▸ **WHAT YOU WILL DO**:
• 1. Copy the passage of the FrontFour proxy filing excerpt below from "The participants in this proxy solicitation are" up to and including "Joseph J. Troy.".
• 2. According to the FrontFour proxy filing excerpt below, why does FrontFour advise all shareholders of the Company to read the proxy statement and other proxy materials? Answer in one to three sentences.
• 3. Rewrite the paragraph of the FrontFour proxy filing excerpt below that begins "The participants in this proxy solicitation are" as a bulleted list.

Stephen Loukas is a Partner and Portfolio Manager of FrontFour Capital Group.  Prior to joining FrontFour Capital Group, Mr. Loukas was a Director at Credit Suisse Securities, where he was a Portfolio Manager and Head of Investment Research within the Multi-Product Event Proprietary Trading Group from May 2006 until February 2009.  From January 2005 until March 2006, Mr. Loukas was a senior investment analyst at Pirate Capital, LLC, an event-driven hedge fund.  Prior to that, Mr. Loukas spent 5 years in the Corporate Finance & Distribution Group of Scotia Capital, where he focused on the structuring and syndication of leveraged loans and high yield debt across all industries for corporate and leverage-buyout borrowers.  Mr. Loukas started his career at Zolfo C ooper, a financial restructuring firm, where he assisted corporate clients in the development and implementation of operational and financial restructuring plans.
 
 
 

 
 
CERTAIN INFORMATION CONCERNING THE PARTICIPANTS
 
FrontFour Master Fund, Ltd. (“FrontFour “), together with the other participants named herein, intends to make a preliminary filing with the Securities and Exchange Commission (“SEC”) of a proxy statement and accompanying proxy card to be used to solicit votes for the election of a slate of director nominees at the 2011 annual meeting of shareholders of Fisher Communications, Inc., a Washington corporation (the “Company”).
 
FRONTFOUR ADVISES ALL SHAREHOLDERS OF THE COMPANY TO READ THE PROXY STATEMENT AND OTHER PROXY MATERIALS AS THEY BECOME AVAILABLE BECAUSE THEY WILL CONTAIN IMPORTANT INFORMATION. SUCH PROXY MATERIALS WILL BE AVAILABLE AT NO CHARGE ON THE SEC’S WEB SITE AT HTTP://WWW.SEC.GOV. IN ADDITION, THE PARTICIPANTS IN THIS PROXY SOLICITATION WILL PROVIDE COPIES OF THE PROXY STATEMENT WITHOUT CHARGE UPON REQUEST. REQUESTS FOR COPIES SHOULD BE DIRECTED TO THE PARTICIPANTS’ PROXY SOLICITOR.
 
The participants in this proxy solicitation are FrontFour, Event Driven Portfolio, FrontFour Capital Group, LLC (“FrontFour Capital Group”), David Lorber, Matthew Goldfarb, Stephen Loukas, John F. Powers and Joseph J. Troy.

▸ **DATA PROVIDED**:
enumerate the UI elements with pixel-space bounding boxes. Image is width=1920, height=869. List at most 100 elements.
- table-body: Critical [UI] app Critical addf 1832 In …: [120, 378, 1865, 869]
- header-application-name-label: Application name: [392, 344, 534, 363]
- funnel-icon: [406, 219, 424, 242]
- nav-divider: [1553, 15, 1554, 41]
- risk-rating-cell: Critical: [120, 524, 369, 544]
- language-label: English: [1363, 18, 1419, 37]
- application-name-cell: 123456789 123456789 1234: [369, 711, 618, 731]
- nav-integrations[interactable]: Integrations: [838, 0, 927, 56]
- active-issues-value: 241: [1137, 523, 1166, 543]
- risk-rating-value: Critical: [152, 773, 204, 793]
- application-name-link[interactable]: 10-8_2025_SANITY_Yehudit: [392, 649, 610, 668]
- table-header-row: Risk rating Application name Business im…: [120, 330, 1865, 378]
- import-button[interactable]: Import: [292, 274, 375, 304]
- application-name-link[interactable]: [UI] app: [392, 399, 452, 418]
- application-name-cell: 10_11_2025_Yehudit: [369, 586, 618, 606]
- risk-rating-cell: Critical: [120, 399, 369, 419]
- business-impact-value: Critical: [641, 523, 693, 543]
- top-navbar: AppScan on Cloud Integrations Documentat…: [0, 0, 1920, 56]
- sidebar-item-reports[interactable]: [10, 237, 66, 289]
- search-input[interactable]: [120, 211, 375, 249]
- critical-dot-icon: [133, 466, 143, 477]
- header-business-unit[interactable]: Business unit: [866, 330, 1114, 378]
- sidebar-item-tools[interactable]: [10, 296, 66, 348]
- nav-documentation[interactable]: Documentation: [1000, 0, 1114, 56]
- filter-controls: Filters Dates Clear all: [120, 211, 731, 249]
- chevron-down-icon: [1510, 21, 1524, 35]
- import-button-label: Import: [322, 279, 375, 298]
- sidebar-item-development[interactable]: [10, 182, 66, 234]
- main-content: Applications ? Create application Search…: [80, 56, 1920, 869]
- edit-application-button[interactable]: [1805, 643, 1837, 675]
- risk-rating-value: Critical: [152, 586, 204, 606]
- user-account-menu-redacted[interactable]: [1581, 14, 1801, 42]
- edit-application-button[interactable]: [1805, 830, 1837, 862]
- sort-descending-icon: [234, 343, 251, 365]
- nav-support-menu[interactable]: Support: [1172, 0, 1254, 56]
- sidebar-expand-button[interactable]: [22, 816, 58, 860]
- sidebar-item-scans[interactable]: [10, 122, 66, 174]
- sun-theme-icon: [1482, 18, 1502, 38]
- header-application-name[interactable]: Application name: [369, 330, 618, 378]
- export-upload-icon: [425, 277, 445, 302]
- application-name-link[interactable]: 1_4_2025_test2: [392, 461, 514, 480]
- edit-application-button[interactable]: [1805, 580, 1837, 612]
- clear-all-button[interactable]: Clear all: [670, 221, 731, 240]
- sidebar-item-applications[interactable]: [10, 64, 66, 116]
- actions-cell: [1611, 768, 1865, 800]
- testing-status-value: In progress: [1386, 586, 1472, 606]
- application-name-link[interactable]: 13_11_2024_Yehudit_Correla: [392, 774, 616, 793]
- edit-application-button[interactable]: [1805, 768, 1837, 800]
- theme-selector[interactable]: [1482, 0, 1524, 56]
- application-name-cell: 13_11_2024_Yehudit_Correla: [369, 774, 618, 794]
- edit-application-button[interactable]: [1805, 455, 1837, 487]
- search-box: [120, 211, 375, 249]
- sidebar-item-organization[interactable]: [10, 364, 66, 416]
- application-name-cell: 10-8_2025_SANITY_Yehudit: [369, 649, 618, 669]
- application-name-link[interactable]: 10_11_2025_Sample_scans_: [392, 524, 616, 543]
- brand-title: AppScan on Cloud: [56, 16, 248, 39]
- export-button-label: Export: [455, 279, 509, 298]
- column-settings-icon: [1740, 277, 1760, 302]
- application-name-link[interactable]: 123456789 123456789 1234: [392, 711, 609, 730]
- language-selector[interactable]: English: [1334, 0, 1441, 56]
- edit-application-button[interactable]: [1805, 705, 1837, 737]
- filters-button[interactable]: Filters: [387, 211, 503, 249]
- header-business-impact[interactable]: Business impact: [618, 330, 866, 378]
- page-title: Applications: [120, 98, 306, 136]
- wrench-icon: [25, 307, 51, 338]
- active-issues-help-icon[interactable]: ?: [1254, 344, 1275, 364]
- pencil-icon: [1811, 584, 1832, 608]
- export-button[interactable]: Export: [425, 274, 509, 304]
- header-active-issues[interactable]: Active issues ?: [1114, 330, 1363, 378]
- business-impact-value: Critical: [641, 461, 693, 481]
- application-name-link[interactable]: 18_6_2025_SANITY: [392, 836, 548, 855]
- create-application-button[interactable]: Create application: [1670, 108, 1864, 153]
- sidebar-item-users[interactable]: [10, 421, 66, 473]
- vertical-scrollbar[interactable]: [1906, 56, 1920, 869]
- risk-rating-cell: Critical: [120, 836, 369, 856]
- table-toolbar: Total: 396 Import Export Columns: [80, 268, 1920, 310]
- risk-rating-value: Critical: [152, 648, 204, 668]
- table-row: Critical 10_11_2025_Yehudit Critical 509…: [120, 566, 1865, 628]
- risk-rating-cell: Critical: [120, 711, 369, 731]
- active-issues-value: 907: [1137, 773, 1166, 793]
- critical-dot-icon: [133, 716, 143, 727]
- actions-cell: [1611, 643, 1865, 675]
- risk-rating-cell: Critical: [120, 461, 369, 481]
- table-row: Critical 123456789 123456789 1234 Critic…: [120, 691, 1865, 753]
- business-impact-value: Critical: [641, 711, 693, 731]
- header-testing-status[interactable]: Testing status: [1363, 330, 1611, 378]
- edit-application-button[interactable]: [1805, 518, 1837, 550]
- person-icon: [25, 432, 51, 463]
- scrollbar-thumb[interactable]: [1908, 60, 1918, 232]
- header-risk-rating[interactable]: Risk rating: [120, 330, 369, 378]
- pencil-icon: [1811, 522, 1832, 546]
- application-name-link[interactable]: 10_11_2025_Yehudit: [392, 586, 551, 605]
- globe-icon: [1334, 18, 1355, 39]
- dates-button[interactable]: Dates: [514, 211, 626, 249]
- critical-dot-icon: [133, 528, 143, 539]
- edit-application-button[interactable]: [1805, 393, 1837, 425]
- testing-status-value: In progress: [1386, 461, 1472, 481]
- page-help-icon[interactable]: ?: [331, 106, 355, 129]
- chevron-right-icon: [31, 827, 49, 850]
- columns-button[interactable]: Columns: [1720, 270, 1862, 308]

▸ **RESPONSES BY TASK**:
• 1.
The participants in this proxy solicitation are FrontFour, Event Driven Portfolio, FrontFour Capital Group, LLC (“FrontFour Capital Group”), David Lorber, Matthew Goldfarb, Stephen Loukas, John F. Powers and Joseph J. Troy.

• 2. FrontFour advises all shareholders of the Company to read the proxy statement and other proxy materials as they become available because those materials will contain important information.

• 3.
Participants in this proxy solicitation:
- FrontFour
- Event Driven Portfolio
- FrontFour Capital Group, LLC ("FrontFour Capital Group")
- David Lorber
- Matthew Goldfarb
- Stephen Loukas
- John F. Powers
- Joseph J. Troy